_Job:_ Repeat exactly the lines from the one containing "OCR this image." through the last line of the records below, both included, and nothing else.

(Items listed in a dataset)
——
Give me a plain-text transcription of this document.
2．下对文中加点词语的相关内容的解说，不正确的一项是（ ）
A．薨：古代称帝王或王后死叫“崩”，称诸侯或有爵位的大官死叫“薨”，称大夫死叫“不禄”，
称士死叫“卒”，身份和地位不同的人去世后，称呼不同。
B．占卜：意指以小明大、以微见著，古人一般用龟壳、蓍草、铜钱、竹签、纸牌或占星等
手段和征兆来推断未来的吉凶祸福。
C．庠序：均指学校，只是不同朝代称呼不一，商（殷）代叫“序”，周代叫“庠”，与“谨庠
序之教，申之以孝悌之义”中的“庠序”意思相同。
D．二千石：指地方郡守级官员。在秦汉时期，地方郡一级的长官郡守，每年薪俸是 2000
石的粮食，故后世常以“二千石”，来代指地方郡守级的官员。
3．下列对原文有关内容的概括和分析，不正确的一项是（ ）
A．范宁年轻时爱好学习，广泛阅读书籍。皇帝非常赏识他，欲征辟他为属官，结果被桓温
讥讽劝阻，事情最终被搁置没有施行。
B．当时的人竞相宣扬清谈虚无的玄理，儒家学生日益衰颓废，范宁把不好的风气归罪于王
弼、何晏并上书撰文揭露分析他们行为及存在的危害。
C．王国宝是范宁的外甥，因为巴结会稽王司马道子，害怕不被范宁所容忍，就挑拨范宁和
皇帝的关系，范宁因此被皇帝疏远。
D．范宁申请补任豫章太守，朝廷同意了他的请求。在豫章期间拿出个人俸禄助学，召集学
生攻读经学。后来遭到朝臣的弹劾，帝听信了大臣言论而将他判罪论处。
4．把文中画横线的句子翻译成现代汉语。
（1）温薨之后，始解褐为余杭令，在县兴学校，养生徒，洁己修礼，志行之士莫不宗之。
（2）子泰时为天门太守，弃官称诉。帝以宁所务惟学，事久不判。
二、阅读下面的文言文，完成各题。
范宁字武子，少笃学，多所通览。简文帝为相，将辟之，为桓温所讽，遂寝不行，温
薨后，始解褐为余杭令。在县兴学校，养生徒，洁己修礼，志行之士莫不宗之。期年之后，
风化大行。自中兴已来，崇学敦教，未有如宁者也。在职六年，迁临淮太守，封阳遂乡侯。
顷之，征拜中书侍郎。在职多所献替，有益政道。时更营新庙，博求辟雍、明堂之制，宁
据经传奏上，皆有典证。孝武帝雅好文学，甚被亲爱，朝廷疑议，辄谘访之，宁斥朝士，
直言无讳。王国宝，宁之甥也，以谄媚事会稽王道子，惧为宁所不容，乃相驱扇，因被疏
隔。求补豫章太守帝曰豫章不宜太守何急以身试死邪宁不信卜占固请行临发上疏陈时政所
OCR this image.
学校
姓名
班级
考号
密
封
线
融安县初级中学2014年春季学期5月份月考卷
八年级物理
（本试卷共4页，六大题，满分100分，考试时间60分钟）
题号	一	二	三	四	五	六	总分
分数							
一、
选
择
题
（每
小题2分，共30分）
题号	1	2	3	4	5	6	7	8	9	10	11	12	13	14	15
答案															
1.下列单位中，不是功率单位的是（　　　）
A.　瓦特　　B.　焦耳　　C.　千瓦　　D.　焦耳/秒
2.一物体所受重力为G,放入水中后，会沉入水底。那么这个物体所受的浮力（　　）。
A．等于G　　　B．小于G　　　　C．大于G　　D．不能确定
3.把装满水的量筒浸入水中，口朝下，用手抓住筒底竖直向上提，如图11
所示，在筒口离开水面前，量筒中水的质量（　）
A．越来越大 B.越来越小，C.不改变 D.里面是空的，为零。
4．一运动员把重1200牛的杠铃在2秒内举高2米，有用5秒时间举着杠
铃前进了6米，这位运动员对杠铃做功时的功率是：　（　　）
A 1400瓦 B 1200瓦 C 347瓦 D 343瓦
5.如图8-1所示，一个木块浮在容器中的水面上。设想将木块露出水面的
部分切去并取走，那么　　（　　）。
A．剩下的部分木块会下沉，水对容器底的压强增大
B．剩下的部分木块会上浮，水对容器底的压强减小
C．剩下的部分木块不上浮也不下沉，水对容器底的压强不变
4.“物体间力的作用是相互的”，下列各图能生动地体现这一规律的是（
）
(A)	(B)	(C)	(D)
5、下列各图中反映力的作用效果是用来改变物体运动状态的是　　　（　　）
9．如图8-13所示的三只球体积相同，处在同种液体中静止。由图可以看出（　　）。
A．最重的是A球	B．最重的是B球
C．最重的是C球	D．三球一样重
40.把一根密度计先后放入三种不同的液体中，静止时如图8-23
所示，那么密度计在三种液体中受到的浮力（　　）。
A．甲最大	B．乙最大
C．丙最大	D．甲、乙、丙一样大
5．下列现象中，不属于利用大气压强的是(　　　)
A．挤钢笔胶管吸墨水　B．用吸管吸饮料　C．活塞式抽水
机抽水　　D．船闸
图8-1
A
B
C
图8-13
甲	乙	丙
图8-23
——
_In response:_
OCR this image.
学校
姓名
班级
考号
密
封
线
融安县初级中学2014年春季学期5月份月考卷
八年级物理
（本试卷共4页，六大题，满分100分，考试时间60分钟）
题号	一	二	三	四	五	六	总分
分数							
一、
选
择
题
（每
小题2分，共30分）
题号	1	2	3	4	5	6	7	8	9	10	11	12	13	14	15
答案															
1.下列单位中，不是功率单位的是（　　　）
A.　瓦特　　B.　焦耳　　C.　千瓦　　D.　焦耳/秒
2.一物体所受重力为G,放入水中后，会沉入水底。那么这个物体所受的浮力（　　）。
A．等于G　　　B．小于G　　　　C．大于G　　D．不能确定
3.把装满水的量筒浸入水中，口朝下，用手抓住筒底竖直向上提，如图11
所示，在筒口离开水面前，量筒中水的质量（　）
A．越来越大 B.越来越小，C.不改变 D.里面是空的，为零。
4．一运动员把重1200牛的杠铃在2秒内举高2米，有用5秒时间举着杠
铃前进了6米，这位运动员对杠铃做功时的功率是：　（　　）
A 1400瓦 B 1200瓦 C 347瓦 D 343瓦
5.如图8-1所示，一个木块浮在容器中的水面上。设想将木块露出水面的
部分切去并取走，那么　　（　　）。
A．剩下的部分木块会下沉，水对容器底的压强增大
B．剩下的部分木块会上浮，水对容器底的压强减小
C．剩下的部分木块不上浮也不下沉，水对容器底的压强不变
4.“物体间力的作用是相互的”，下列各图能生动地体现这一规律的是（
）
(A)	(B)	(C)	(D)
5、下列各图中反映力的作用效果是用来改变物体运动状态的是　　　（　　）
9．如图8-13所示的三只球体积相同，处在同种液体中静止。由图可以看出（　　）。
A．最重的是A球	B．最重的是B球
C．最重的是C球	D．三球一样重
40.把一根密度计先后放入三种不同的液体中，静止时如图8-23
所示，那么密度计在三种液体中受到的浮力（　　）。
A．甲最大	B．乙最大
C．丙最大	D．甲、乙、丙一样大
5．下列现象中，不属于利用大气压强的是(　　　)
A．挤钢笔胶管吸墨水　B．用吸管吸饮料　C．活塞式抽水
机抽水　　D．船闸
图8-1
A
B
C
图8-13
甲	乙	丙
图8-23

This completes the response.